Data to use:
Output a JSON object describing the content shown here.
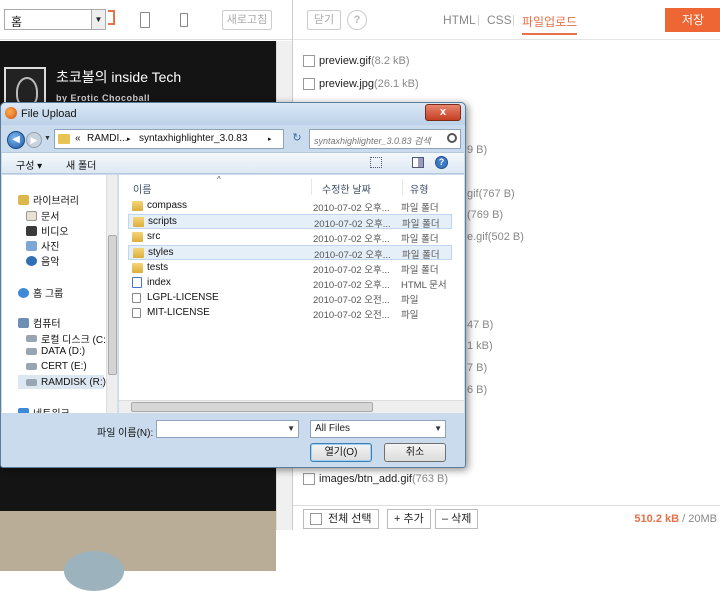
{
  "editor": {
    "font_select": "홈",
    "refresh_label": "새로고침",
    "blog_title": "초코볼의 inside Tech",
    "blog_subtitle": "by Erotic Chocoball"
  },
  "header": {
    "close_label": "닫기",
    "help_label": "?",
    "tabs": [
      {
        "label": "HTML"
      },
      {
        "label": "CSS"
      },
      {
        "label": "파일업로드"
      }
    ],
    "save_label": "저장"
  },
  "files": [
    {
      "name": "preview.gif",
      "size": "(8.2 kB)"
    },
    {
      "name": "preview.jpg",
      "size": "(26.1 kB)"
    },
    {
      "name": "images/btn_add.gif",
      "size": "(763 B)"
    }
  ],
  "file_fragments": [
    "9 B)",
    "gif(767 B)",
    "(769 B)",
    "e.gif(502 B)",
    "47 B)",
    "1 kB)",
    "7 B)",
    "6 B)"
  ],
  "footer": {
    "select_all": "전체 선택",
    "add": "+ 추가",
    "delete": "– 삭제",
    "used": "510.2 kB",
    "limit": "/ 20MB"
  },
  "dialog": {
    "title": "File Upload",
    "close_label": "x",
    "breadcrumb": [
      "«",
      "RAMDI...",
      "▸",
      "syntaxhighlighter_3.0.83",
      "▸"
    ],
    "search_placeholder": "syntaxhighlighter_3.0.83 검색",
    "organize": "구성 ▾",
    "new_folder": "새 폴더",
    "nav_items": [
      {
        "label": "라이브러리"
      },
      {
        "label": "문서"
      },
      {
        "label": "비디오"
      },
      {
        "label": "사진"
      },
      {
        "label": "음악"
      },
      {
        "label": "홈 그룹"
      },
      {
        "label": "컴퓨터"
      },
      {
        "label": "로컬 디스크 (C:)"
      },
      {
        "label": "DATA (D:)"
      },
      {
        "label": "CERT (E:)"
      },
      {
        "label": "RAMDISK (R:)"
      },
      {
        "label": "네트워크"
      }
    ],
    "columns": {
      "name": "이름",
      "date": "수정한 날짜",
      "type": "유형"
    },
    "rows": [
      {
        "name": "compass",
        "date": "2010-07-02 오후...",
        "type": "파일 폴더",
        "kind": "folder"
      },
      {
        "name": "scripts",
        "date": "2010-07-02 오후...",
        "type": "파일 폴더",
        "kind": "folder"
      },
      {
        "name": "src",
        "date": "2010-07-02 오후...",
        "type": "파일 폴더",
        "kind": "folder"
      },
      {
        "name": "styles",
        "date": "2010-07-02 오후...",
        "type": "파일 폴더",
        "kind": "folder"
      },
      {
        "name": "tests",
        "date": "2010-07-02 오후...",
        "type": "파일 폴더",
        "kind": "folder"
      },
      {
        "name": "index",
        "date": "2010-07-02 오후...",
        "type": "HTML 문서",
        "kind": "html"
      },
      {
        "name": "LGPL-LICENSE",
        "date": "2010-07-02 오전...",
        "type": "파일",
        "kind": "file"
      },
      {
        "name": "MIT-LICENSE",
        "date": "2010-07-02 오전...",
        "type": "파일",
        "kind": "file"
      }
    ],
    "filename_label": "파일 이름(N):",
    "filename_value": "",
    "filter_value": "All Files",
    "open_label": "열기(O)",
    "cancel_label": "취소"
  },
  "colors": {
    "accent": "#ee6633",
    "dialog_frame": "#c9dbed"
  }
}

Exercise brief:
Give an exact copy of the material, leaving out every picture.

Written reply:
Output a JSON object describing the content shown here.
{
  "editor": {
    "font_select": "홈",
    "refresh_label": "새로고침",
    "blog_title": "초코볼의 inside Tech",
    "blog_subtitle": "by Erotic Chocoball"
  },
  "header": {
    "close_label": "닫기",
    "help_label": "?",
    "tabs": [
      {
        "label": "HTML"
      },
      {
        "label": "CSS"
      },
      {
        "label": "파일업로드"
      }
    ],
    "save_label": "저장"
  },
  "files": [
    {
      "name": "preview.gif",
      "size": "(8.2 kB)"
    },
    {
      "name": "preview.jpg",
      "size": "(26.1 kB)"
    },
    {
      "name": "images/btn_add.gif",
      "size": "(763 B)"
    }
  ],
  "file_fragments": [
    "9 B)",
    "gif(767 B)",
    "(769 B)",
    "e.gif(502 B)",
    "47 B)",
    "1 kB)",
    "7 B)",
    "6 B)"
  ],
  "footer": {
    "select_all": "전체 선택",
    "add": "+ 추가",
    "delete": "– 삭제",
    "used": "510.2 kB",
    "limit": "/ 20MB"
  },
  "dialog": {
    "title": "File Upload",
    "close_label": "x",
    "breadcrumb": [
      "«",
      "RAMDI...",
      "▸",
      "syntaxhighlighter_3.0.83",
      "▸"
    ],
    "search_placeholder": "syntaxhighlighter_3.0.83 검색",
    "organize": "구성 ▾",
    "new_folder": "새 폴더",
    "nav_items": [
      {
        "label": "라이브러리"
      },
      {
        "label": "문서"
      },
      {
        "label": "비디오"
      },
      {
        "label": "사진"
      },
      {
        "label": "음악"
      },
      {
        "label": "홈 그룹"
      },
      {
        "label": "컴퓨터"
      },
      {
        "label": "로컬 디스크 (C:)"
      },
      {
        "label": "DATA (D:)"
      },
      {
        "label": "CERT (E:)"
      },
      {
        "label": "RAMDISK (R:)"
      },
      {
        "label": "네트워크"
      }
    ],
    "columns": {
      "name": "이름",
      "date": "수정한 날짜",
      "type": "유형"
    },
    "rows": [
      {
        "name": "compass",
        "date": "2010-07-02 오후...",
        "type": "파일 폴더",
        "kind": "folder"
      },
      {
        "name": "scripts",
        "date": "2010-07-02 오후...",
        "type": "파일 폴더",
        "kind": "folder"
      },
      {
        "name": "src",
        "date": "2010-07-02 오후...",
        "type": "파일 폴더",
        "kind": "folder"
      },
      {
        "name": "styles",
        "date": "2010-07-02 오후...",
        "type": "파일 폴더",
        "kind": "folder"
      },
      {
        "name": "tests",
        "date": "2010-07-02 오후...",
        "type": "파일 폴더",
        "kind": "folder"
      },
      {
        "name": "index",
        "date": "2010-07-02 오후...",
        "type": "HTML 문서",
        "kind": "html"
      },
      {
        "name": "LGPL-LICENSE",
        "date": "2010-07-02 오전...",
        "type": "파일",
        "kind": "file"
      },
      {
        "name": "MIT-LICENSE",
        "date": "2010-07-02 오전...",
        "type": "파일",
        "kind": "file"
      }
    ],
    "filename_label": "파일 이름(N):",
    "filename_value": "",
    "filter_value": "All Files",
    "open_label": "열기(O)",
    "cancel_label": "취소"
  },
  "colors": {
    "accent": "#ee6633",
    "dialog_frame": "#c9dbed"
  }
}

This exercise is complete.